■ Supplied records ■
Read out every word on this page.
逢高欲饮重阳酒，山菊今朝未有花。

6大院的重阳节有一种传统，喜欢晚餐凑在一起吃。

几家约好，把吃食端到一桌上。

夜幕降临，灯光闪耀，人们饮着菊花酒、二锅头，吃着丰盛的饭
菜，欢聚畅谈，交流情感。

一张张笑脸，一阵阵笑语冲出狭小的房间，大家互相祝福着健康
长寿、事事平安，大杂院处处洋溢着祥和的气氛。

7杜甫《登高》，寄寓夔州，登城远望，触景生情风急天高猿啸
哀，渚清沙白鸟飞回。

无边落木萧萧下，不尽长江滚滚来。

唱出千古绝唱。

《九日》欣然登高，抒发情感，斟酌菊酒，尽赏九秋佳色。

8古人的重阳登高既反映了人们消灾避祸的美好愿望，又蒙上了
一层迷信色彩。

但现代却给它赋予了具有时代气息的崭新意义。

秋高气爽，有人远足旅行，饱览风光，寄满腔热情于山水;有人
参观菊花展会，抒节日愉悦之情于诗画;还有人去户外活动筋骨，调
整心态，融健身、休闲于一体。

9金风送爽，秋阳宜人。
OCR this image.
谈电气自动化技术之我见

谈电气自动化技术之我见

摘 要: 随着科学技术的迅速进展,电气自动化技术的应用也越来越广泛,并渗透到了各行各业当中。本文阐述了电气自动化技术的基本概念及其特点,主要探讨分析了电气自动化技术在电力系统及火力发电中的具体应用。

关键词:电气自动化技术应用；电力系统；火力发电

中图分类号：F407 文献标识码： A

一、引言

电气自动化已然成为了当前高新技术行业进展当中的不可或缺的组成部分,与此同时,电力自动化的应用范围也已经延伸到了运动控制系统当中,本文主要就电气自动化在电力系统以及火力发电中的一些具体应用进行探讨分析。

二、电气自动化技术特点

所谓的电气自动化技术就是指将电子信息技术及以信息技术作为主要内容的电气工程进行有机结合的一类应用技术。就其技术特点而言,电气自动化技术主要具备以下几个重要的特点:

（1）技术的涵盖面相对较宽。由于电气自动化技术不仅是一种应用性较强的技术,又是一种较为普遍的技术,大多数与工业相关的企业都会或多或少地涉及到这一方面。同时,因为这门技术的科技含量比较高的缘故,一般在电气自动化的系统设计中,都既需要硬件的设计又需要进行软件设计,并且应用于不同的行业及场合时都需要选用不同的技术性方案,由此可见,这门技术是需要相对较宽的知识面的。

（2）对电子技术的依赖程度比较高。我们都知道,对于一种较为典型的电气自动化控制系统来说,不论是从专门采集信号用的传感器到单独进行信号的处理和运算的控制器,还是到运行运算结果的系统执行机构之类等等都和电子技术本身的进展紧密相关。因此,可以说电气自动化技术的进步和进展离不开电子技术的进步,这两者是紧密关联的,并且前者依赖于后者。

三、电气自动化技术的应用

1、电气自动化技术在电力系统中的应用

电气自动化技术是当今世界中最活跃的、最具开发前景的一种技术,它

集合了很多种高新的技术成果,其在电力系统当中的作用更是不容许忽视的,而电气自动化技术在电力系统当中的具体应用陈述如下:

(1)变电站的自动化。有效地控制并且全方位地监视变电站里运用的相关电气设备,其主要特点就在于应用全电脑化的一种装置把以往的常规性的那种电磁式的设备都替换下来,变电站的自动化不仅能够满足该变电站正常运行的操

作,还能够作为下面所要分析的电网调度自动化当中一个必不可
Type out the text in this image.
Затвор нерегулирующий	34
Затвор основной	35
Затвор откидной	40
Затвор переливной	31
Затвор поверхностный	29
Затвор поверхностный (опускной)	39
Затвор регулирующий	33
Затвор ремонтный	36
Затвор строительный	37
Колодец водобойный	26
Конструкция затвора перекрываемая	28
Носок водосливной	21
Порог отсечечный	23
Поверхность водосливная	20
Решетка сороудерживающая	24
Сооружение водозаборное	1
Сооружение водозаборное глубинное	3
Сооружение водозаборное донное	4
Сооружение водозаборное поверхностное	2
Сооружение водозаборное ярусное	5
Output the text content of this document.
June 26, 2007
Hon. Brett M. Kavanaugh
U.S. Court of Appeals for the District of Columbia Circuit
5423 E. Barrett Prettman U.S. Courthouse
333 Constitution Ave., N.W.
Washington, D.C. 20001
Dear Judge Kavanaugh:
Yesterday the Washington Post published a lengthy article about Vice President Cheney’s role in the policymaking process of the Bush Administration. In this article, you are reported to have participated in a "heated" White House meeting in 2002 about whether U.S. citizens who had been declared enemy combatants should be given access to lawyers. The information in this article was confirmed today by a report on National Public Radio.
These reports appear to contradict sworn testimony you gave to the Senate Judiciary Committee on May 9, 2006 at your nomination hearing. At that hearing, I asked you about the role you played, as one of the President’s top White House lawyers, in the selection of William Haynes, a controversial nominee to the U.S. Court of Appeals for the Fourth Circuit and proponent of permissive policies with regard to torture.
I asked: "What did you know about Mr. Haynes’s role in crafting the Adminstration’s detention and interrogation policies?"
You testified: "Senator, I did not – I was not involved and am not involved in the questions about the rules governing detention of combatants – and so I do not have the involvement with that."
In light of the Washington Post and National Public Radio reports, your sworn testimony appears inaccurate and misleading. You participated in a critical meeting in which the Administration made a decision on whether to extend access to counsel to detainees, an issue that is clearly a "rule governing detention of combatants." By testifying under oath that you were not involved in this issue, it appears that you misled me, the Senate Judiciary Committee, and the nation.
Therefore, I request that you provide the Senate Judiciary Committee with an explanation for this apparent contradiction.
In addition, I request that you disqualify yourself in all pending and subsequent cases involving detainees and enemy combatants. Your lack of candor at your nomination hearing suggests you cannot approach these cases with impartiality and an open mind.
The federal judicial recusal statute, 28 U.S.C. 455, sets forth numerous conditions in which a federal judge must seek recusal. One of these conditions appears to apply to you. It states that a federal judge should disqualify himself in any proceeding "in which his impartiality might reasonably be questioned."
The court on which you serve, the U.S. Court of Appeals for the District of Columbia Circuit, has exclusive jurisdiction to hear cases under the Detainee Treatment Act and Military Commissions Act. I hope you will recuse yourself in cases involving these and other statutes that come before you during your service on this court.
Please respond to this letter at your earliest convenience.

■ What you should do ■
Identify which lines contain the word "policies" and copy each one.

■ Answer for this exercise ■
These reports appear to contradict sworn testimony you gave to the Senate Judiciary Committee on May 9, 2006 at your nomination hearing. At that hearing, I asked you about the role you played, as one of the President’s top White House lawyers, in the selection of William Haynes, a controversial nominee to the U.S. Court of Appeals for the Fourth Circuit and proponent of permissive policies with regard to torture.
I asked: "What did you know about Mr. Haynes’s role in crafting the Adminstration’s detention and interrogation policies?"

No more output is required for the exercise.